> _Exercise aim_
Gather all lines from the material that contain "NEEM".

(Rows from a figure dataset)
|---|

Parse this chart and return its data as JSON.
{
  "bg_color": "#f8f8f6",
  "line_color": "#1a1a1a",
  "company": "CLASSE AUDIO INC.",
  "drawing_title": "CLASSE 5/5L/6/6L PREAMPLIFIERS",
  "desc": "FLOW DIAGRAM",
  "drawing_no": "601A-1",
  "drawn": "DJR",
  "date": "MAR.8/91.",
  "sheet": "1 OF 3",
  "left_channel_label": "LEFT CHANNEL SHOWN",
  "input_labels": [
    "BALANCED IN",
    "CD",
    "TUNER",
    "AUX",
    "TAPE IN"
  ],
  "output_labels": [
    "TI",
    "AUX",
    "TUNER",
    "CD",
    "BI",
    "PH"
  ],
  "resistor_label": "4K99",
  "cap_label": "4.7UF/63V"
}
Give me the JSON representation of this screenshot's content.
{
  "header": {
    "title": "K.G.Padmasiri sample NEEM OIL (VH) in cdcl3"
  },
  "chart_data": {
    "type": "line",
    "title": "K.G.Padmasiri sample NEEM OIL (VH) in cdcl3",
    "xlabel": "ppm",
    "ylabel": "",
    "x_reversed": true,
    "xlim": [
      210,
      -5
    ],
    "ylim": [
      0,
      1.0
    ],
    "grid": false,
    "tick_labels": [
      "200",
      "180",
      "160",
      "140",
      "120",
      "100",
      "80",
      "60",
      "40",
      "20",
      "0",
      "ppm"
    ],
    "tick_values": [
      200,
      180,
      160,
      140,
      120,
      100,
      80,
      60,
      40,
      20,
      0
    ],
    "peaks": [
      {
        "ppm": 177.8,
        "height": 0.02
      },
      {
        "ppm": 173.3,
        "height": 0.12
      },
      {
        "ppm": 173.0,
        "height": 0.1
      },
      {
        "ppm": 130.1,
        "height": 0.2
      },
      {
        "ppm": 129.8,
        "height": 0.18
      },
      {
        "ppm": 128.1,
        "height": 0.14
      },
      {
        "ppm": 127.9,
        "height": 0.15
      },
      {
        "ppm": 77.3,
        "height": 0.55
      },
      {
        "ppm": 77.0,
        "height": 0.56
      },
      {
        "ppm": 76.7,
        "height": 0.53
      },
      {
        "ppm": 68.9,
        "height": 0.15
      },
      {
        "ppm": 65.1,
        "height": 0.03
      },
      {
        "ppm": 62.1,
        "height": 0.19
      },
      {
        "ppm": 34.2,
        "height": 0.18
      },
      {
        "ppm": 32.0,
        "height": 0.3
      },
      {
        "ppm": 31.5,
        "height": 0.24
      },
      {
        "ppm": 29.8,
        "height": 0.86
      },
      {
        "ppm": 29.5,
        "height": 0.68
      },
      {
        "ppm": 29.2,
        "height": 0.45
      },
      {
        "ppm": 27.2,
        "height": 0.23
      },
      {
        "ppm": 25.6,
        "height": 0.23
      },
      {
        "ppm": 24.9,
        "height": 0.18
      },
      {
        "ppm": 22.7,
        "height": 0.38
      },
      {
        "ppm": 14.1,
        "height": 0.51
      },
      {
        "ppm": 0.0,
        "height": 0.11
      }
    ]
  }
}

|---|

> _In response_
    "title": "K.G.Padmasiri sample NEEM OIL (VH) in cdcl3"
    "title": "K.G.Padmasiri sample NEEM OIL (VH) in cdcl3",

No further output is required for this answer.